[start of INPUT ROWS]

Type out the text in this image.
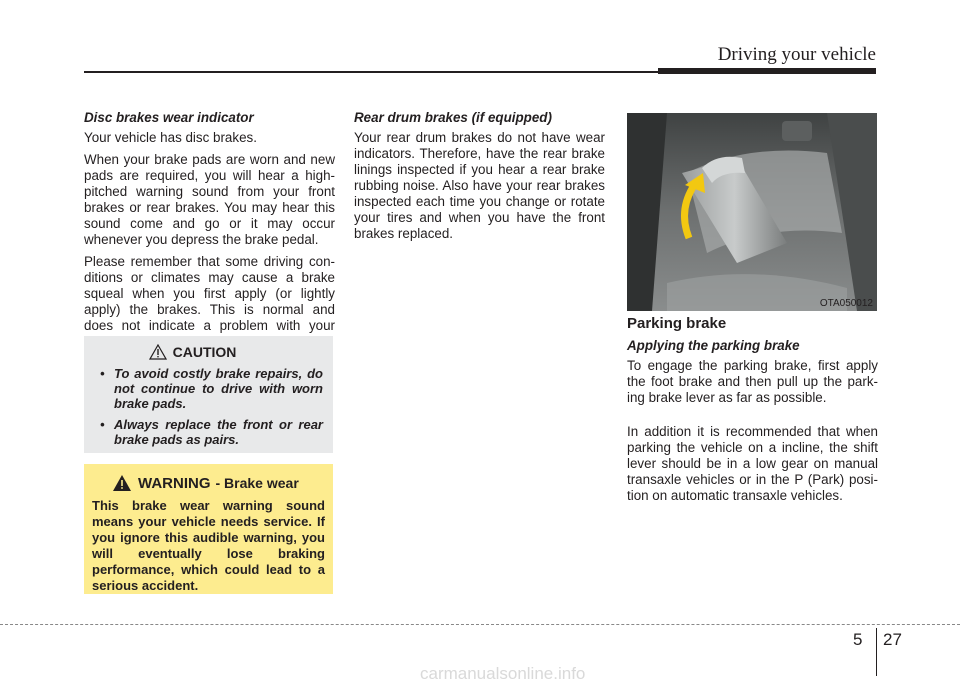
Driving your vehicle
Disc brakes wear indicator

Your vehicle has disc brakes.

When your brake pads are worn and new pads are required, you will hear a high-pitched warning sound from your front brakes or rear brakes. You may hear this sound come and go or it may occur whenever you depress the brake pedal.

Please remember that some driving con-ditions or climates may cause a brake squeal when you first apply (or lightly apply) the brakes. This is normal and does not indicate a problem with your

CAUTION
• To avoid costly brake repairs, do not continue to drive with worn brake pads.
• Always replace the front or rear brake pads as pairs.
WARNING - Brake wear
This brake wear warning sound means your vehicle needs service. If you ignore this audible warning, you will eventually lose braking performance, which could lead to a serious accident.
Rear drum brakes (if equipped)

Your rear drum brakes do not have wear indicators. Therefore, have the rear brake linings inspected if you hear a rear brake rubbing noise. Also have your rear brakes inspected each time you change or rotate your tires and when you have the front brakes replaced.

OTA050012
Parking brake
Applying the parking brake

To engage the parking brake, first apply the foot brake and then pull up the park-ing brake lever as far as possible.

In addition it is recommended that when parking the vehicle on a incline, the shift lever should be in a low gear on manual transaxle vehicles or in the P (Park) posi-tion on automatic transaxle vehicles.

5 27
carmanualsonline.info
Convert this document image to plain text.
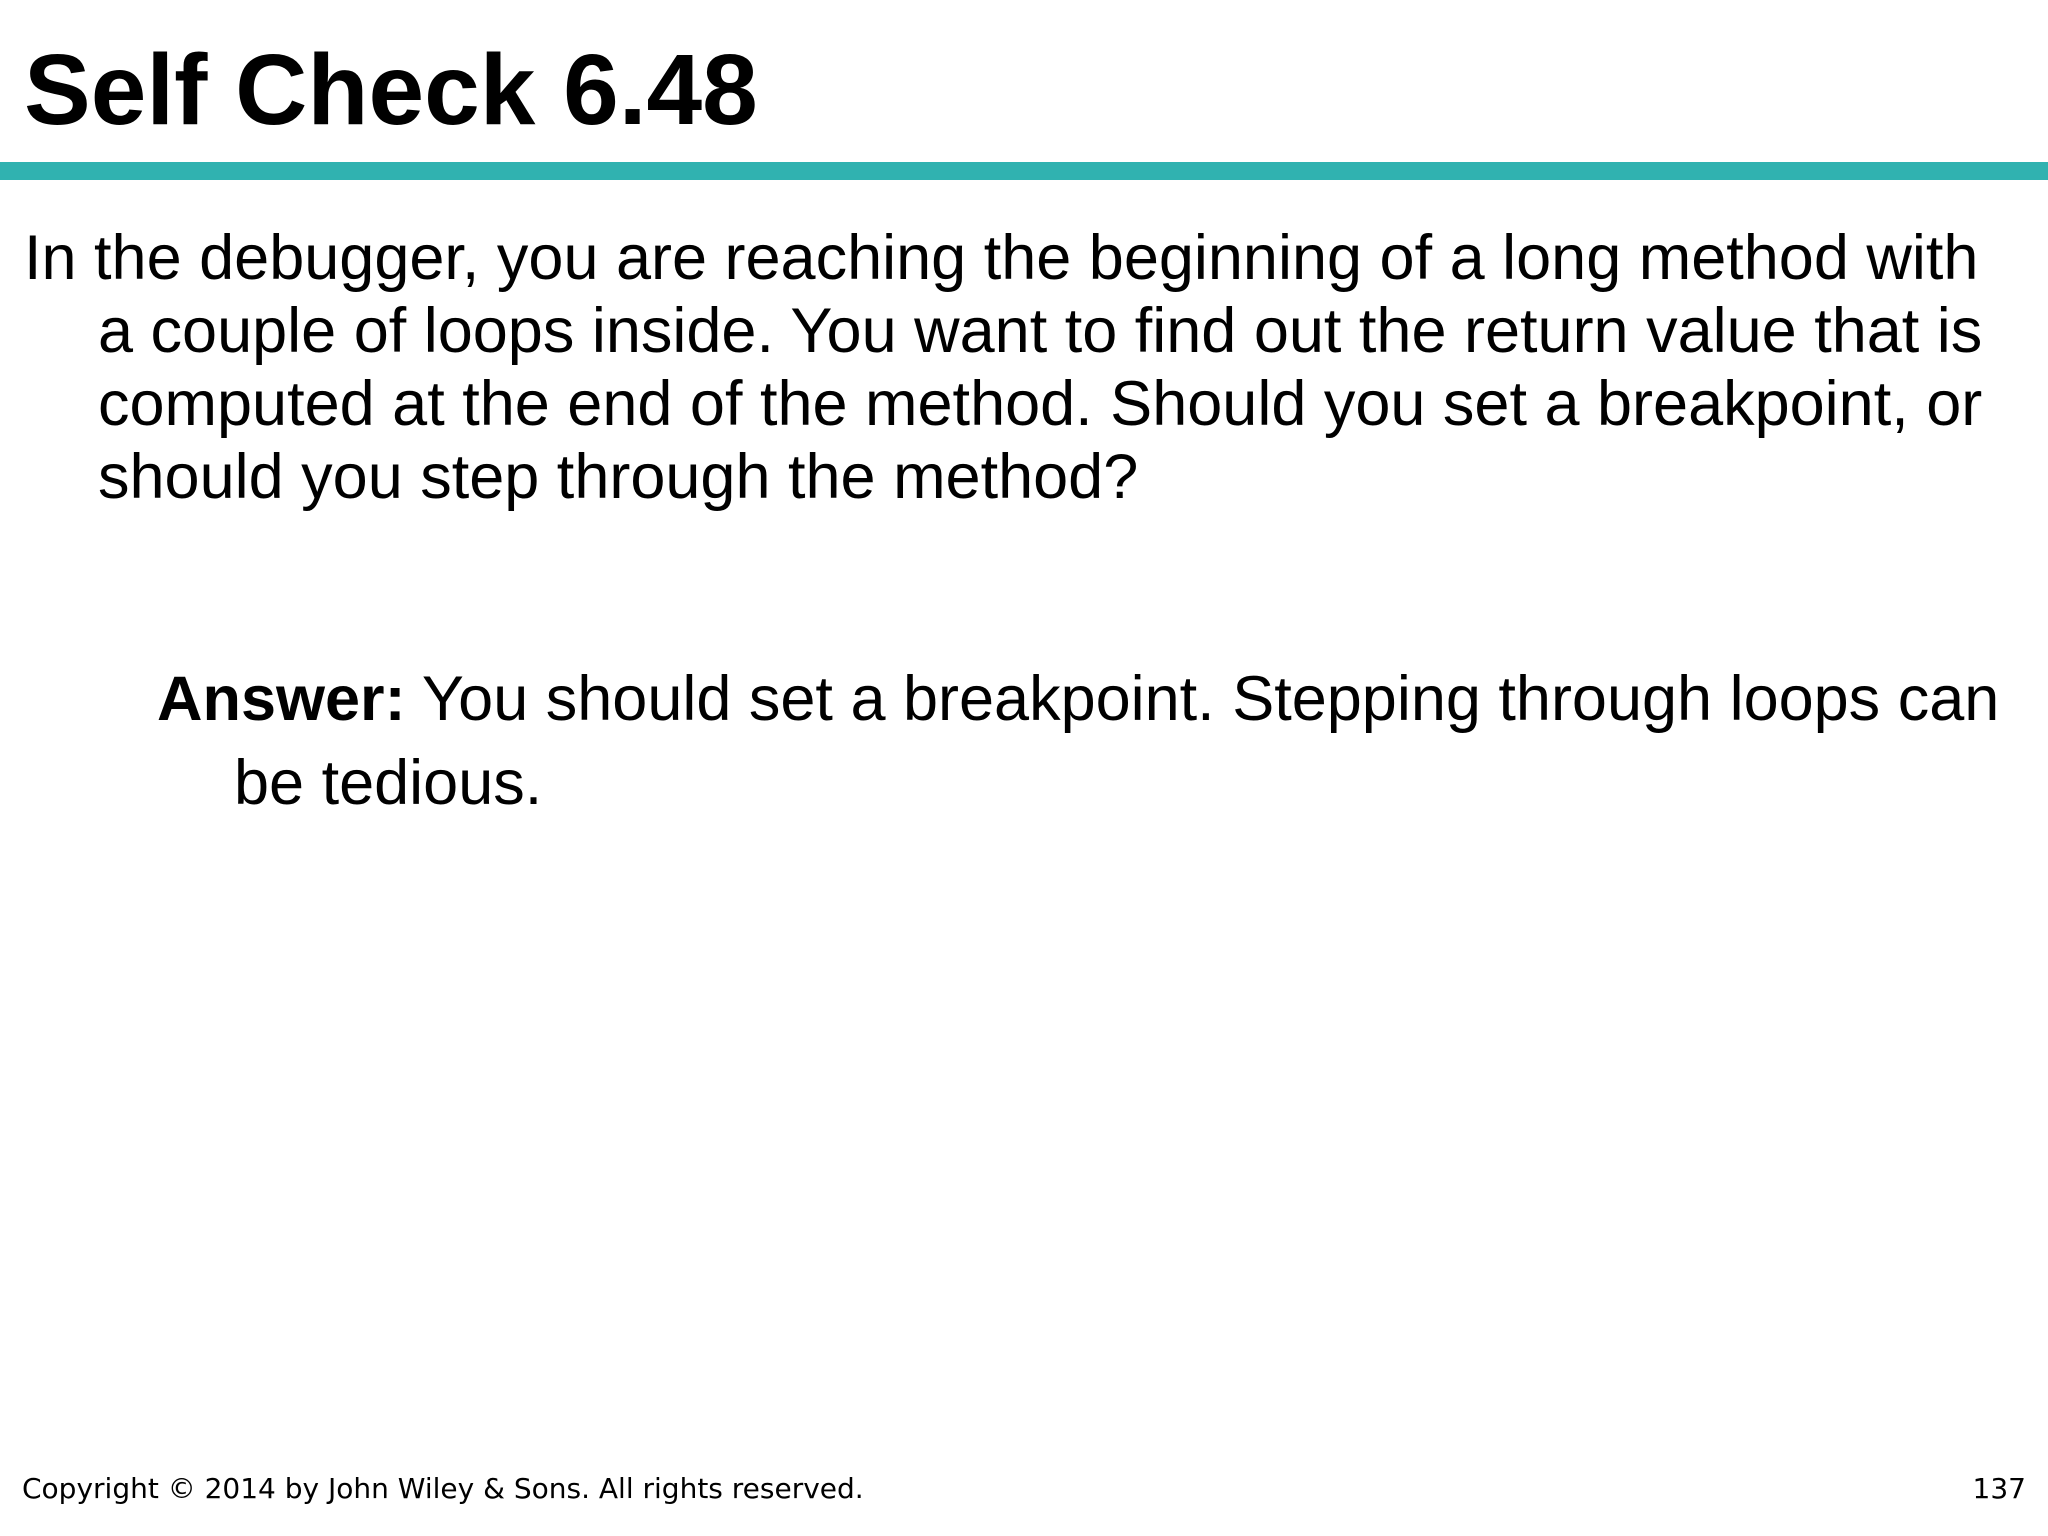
Self Check 6.48

In the debugger, you are reaching the beginning of a long method with a couple of loops inside. You want to find out the return value that is computed at the end of the method. Should you set a breakpoint, or should you step through the method?

Answer: You should set a breakpoint. Stepping through loops can be tedious.

Copyright © 2014 by John Wiley & Sons. All rights reserved.	137
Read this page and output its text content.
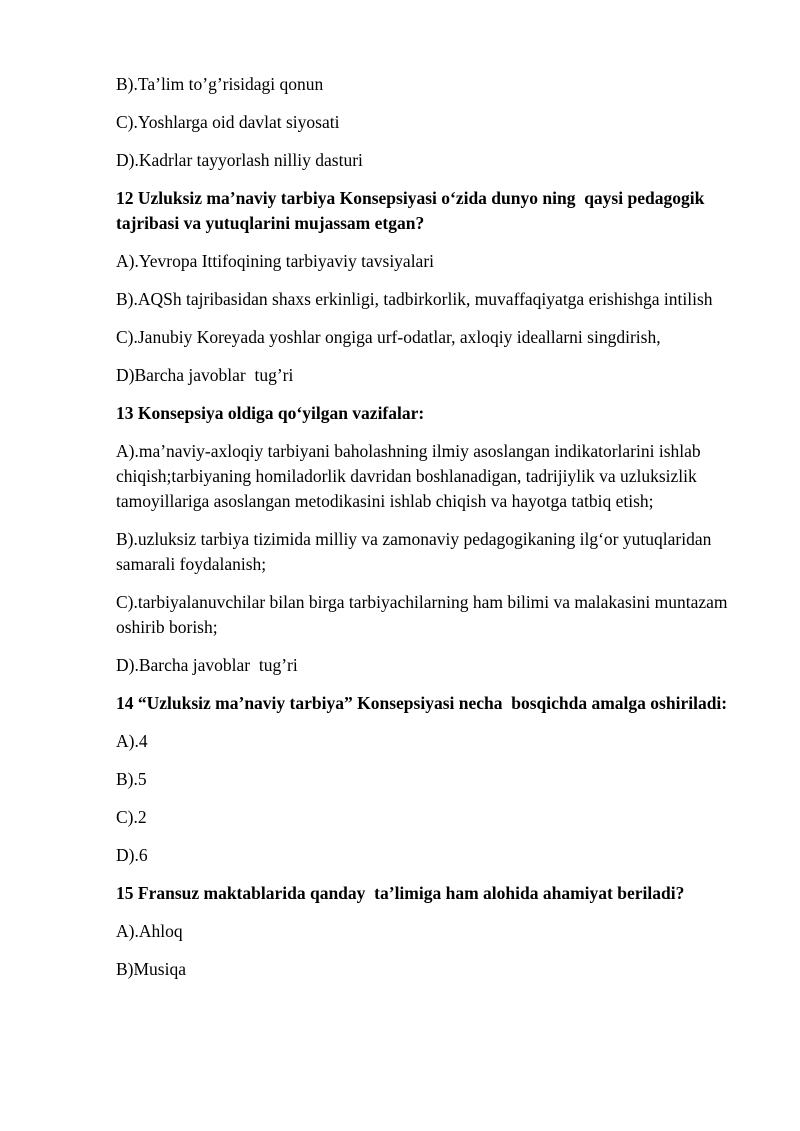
B).Ta’lim to’g’risidagi qonun

C).Yoshlarga oid davlat siyosati

D).Kadrlar tayyorlash nilliy dasturi

12 Uzluksiz ma’naviy tarbiya Konsepsiyasi o‘zida dunyo ning  qaysi pedagogik tajribasi va yutuqlarini mujassam etgan?

A).Yevropa Ittifoqining tarbiyaviy tavsiyalari

B).AQSh tajribasidan shaxs erkinligi, tadbirkorlik, muvaffaqiyatga erishishga intilish

C).Janubiy Koreyada yoshlar ongiga urf-odatlar, axloqiy ideallarni singdirish,

D)Barcha javoblar  tug’ri

13 Konsepsiya oldiga qo‘yilgan vazifalar:

A).ma’naviy-axloqiy tarbiyani baholashning ilmiy asoslangan indikatorlarini ishlab chiqish;tarbiyaning homiladorlik davridan boshlanadigan, tadrijiylik va uzluksizlik tamoyillariga asoslangan metodikasini ishlab chiqish va hayotga tatbiq etish;

B).uzluksiz tarbiya tizimida milliy va zamonaviy pedagogikaning ilg‘or yutuqlaridan samarali foydalanish;

C).tarbiyalanuvchilar bilan birga tarbiyachilarning ham bilimi va malakasini muntazam oshirib borish;

D).Barcha javoblar  tug’ri

14 “Uzluksiz ma’naviy tarbiya” Konsepsiyasi necha  bosqichda amalga oshiriladi:

A).4

B).5

C).2

D).6

15 Fransuz maktablarida qanday  ta’limiga ham alohida ahamiyat beriladi?

A).Ahloq

B)Musiqa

[end of INPUT ROWS]

▶ _OBJECTIVE_
Transcribe the listing in full and omit the pictures.

▶ _ANSWER TO THE PROBLEM_
Type out the text in this image.
Driving your vehicle
Disc brakes wear indicator

Your vehicle has disc brakes.

When your brake pads are worn and new pads are required, you will hear a high-pitched warning sound from your front brakes or rear brakes. You may hear this sound come and go or it may occur whenever you depress the brake pedal.

Please remember that some driving con-ditions or climates may cause a brake squeal when you first apply (or lightly apply) the brakes. This is normal and does not indicate a problem with your

CAUTION
• To avoid costly brake repairs, do not continue to drive with worn brake pads.
• Always replace the front or rear brake pads as pairs.
WARNING - Brake wear
This brake wear warning sound means your vehicle needs service. If you ignore this audible warning, you will eventually lose braking performance, which could lead to a serious accident.
Rear drum brakes (if equipped)

Your rear drum brakes do not have wear indicators. Therefore, have the rear brake linings inspected if you hear a rear brake rubbing noise. Also have your rear brakes inspected each time you change or rotate your tires and when you have the front brakes replaced.

OTA050012
Parking brake
Applying the parking brake

To engage the parking brake, first apply the foot brake and then pull up the park-ing brake lever as far as possible.

In addition it is recommended that when parking the vehicle on a incline, the shift lever should be in a low gear on manual transaxle vehicles or in the P (Park) posi-tion on automatic transaxle vehicles.

5 27
carmanualsonline.info
Convert this document image to plain text.
Self Check 6.48

In the debugger, you are reaching the beginning of a long method with a couple of loops inside. You want to find out the return value that is computed at the end of the method. Should you set a breakpoint, or should you step through the method?

Answer: You should set a breakpoint. Stepping through loops can be tedious.

Copyright © 2014 by John Wiley & Sons. All rights reserved.	137
Read this page and output its text content.
B).Ta’lim to’g’risidagi qonun

C).Yoshlarga oid davlat siyosati

D).Kadrlar tayyorlash nilliy dasturi

12 Uzluksiz ma’naviy tarbiya Konsepsiyasi o‘zida dunyo ning  qaysi pedagogik tajribasi va yutuqlarini mujassam etgan?

A).Yevropa Ittifoqining tarbiyaviy tavsiyalari

B).AQSh tajribasidan shaxs erkinligi, tadbirkorlik, muvaffaqiyatga erishishga intilish

C).Janubiy Koreyada yoshlar ongiga urf-odatlar, axloqiy ideallarni singdirish,

D)Barcha javoblar  tug’ri

13 Konsepsiya oldiga qo‘yilgan vazifalar:

A).ma’naviy-axloqiy tarbiyani baholashning ilmiy asoslangan indikatorlarini ishlab chiqish;tarbiyaning homiladorlik davridan boshlanadigan, tadrijiylik va uzluksizlik tamoyillariga asoslangan metodikasini ishlab chiqish va hayotga tatbiq etish;

B).uzluksiz tarbiya tizimida milliy va zamonaviy pedagogikaning ilg‘or yutuqlaridan samarali foydalanish;

C).tarbiyalanuvchilar bilan birga tarbiyachilarning ham bilimi va malakasini muntazam oshirib borish;

D).Barcha javoblar  tug’ri

14 “Uzluksiz ma’naviy tarbiya” Konsepsiyasi necha  bosqichda amalga oshiriladi:

A).4

B).5

C).2

D).6

15 Fransuz maktablarida qanday  ta’limiga ham alohida ahamiyat beriladi?

A).Ahloq

B)Musiqa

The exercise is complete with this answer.